▶ Job
Of all the lines in the material, how many include the word "unconformity"? Give only the number.

··· Given records

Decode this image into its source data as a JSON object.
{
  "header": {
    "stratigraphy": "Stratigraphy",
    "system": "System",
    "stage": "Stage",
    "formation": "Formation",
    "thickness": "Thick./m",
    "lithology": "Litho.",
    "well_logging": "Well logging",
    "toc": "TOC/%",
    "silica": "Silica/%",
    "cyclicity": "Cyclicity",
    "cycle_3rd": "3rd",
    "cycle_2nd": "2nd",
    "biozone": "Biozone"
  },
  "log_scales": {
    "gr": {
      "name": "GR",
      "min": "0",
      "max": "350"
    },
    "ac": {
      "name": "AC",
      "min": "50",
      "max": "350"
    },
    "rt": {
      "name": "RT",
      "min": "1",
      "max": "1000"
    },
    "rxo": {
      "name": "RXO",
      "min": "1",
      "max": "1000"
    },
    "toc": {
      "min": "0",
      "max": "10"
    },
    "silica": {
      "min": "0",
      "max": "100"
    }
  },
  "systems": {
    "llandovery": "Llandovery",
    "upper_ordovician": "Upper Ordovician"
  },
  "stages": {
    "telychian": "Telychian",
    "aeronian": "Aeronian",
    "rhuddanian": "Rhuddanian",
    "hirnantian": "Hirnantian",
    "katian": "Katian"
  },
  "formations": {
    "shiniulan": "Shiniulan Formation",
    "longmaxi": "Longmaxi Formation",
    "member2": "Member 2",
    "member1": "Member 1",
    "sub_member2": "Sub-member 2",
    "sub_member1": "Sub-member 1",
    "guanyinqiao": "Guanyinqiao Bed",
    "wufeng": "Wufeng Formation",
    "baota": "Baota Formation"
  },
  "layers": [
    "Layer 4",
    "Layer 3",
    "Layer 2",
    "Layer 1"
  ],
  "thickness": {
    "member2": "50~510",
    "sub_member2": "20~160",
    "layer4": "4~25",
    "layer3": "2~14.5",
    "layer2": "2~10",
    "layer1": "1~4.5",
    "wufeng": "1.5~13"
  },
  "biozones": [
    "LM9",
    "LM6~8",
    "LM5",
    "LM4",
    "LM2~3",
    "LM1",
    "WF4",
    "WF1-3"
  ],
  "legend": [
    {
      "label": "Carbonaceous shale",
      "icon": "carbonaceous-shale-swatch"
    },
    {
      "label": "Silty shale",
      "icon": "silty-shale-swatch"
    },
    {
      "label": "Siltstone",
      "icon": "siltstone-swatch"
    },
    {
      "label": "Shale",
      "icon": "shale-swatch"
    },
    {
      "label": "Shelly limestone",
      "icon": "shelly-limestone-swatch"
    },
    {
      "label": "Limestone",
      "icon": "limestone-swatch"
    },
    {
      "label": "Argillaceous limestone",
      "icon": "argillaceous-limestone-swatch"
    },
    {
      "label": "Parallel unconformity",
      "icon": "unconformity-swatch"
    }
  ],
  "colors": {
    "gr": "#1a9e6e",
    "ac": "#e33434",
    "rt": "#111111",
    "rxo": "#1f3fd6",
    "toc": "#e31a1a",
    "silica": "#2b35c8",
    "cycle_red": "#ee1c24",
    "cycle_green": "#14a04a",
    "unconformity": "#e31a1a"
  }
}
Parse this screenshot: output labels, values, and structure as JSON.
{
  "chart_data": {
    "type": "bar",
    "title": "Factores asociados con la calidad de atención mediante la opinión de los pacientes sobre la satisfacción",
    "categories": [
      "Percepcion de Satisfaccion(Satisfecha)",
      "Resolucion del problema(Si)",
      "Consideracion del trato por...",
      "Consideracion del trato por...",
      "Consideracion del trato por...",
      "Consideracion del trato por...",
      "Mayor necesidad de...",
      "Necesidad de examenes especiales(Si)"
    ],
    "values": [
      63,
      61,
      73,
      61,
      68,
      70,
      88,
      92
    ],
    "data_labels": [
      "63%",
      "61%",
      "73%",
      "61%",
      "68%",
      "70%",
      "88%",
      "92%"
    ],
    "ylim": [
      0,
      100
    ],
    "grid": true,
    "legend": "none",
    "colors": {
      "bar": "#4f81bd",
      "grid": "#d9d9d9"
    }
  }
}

······
··· Given records

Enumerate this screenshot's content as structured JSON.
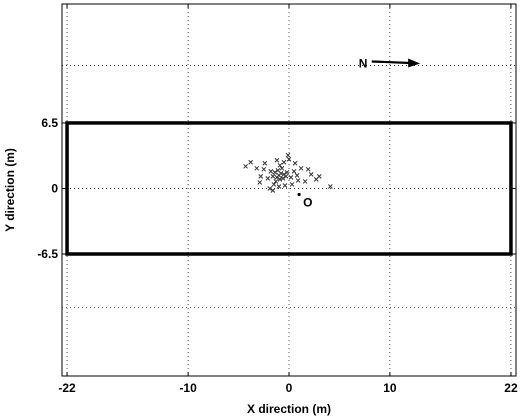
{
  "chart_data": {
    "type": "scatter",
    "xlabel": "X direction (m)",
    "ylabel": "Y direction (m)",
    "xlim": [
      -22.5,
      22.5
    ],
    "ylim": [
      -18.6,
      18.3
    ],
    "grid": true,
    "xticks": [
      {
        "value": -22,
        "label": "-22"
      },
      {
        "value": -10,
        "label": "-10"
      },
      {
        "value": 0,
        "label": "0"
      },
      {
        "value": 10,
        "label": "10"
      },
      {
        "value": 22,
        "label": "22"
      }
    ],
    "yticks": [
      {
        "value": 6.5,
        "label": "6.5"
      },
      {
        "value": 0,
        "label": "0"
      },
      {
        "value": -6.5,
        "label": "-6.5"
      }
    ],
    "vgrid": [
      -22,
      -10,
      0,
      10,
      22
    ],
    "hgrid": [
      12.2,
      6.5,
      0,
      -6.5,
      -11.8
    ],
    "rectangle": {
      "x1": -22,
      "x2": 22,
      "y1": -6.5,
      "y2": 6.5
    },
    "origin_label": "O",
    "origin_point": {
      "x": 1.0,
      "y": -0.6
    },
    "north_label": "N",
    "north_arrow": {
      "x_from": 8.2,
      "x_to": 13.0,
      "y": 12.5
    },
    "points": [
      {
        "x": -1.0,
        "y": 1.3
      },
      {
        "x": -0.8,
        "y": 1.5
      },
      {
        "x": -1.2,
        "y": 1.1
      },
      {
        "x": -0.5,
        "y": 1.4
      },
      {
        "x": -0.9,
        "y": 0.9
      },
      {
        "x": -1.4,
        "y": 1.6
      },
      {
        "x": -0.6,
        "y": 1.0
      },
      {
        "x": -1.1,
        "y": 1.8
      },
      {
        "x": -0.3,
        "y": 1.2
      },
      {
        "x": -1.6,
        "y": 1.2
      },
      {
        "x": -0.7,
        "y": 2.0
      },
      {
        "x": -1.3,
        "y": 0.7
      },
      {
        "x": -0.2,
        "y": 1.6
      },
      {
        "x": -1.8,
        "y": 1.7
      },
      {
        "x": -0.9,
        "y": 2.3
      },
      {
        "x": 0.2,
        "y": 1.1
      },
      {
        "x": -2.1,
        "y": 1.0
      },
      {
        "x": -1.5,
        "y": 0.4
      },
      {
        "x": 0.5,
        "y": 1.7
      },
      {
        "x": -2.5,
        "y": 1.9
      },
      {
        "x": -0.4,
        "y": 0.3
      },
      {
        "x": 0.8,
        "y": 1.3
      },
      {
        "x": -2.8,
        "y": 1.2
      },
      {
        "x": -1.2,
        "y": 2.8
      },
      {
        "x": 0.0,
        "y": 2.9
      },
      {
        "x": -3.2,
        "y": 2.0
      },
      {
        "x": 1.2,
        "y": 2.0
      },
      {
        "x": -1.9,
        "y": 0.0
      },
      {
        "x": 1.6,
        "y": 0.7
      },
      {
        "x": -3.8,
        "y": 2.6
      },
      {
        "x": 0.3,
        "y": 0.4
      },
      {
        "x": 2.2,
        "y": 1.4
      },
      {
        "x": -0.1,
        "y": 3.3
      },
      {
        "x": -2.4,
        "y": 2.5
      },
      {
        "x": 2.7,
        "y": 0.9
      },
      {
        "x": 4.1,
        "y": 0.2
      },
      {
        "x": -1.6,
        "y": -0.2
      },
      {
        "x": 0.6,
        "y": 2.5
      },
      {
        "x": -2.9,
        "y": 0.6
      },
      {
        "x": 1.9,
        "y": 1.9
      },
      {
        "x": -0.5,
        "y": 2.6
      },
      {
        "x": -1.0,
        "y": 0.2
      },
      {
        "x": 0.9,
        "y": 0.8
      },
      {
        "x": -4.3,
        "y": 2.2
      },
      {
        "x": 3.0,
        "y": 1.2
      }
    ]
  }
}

······

▶ Task result
3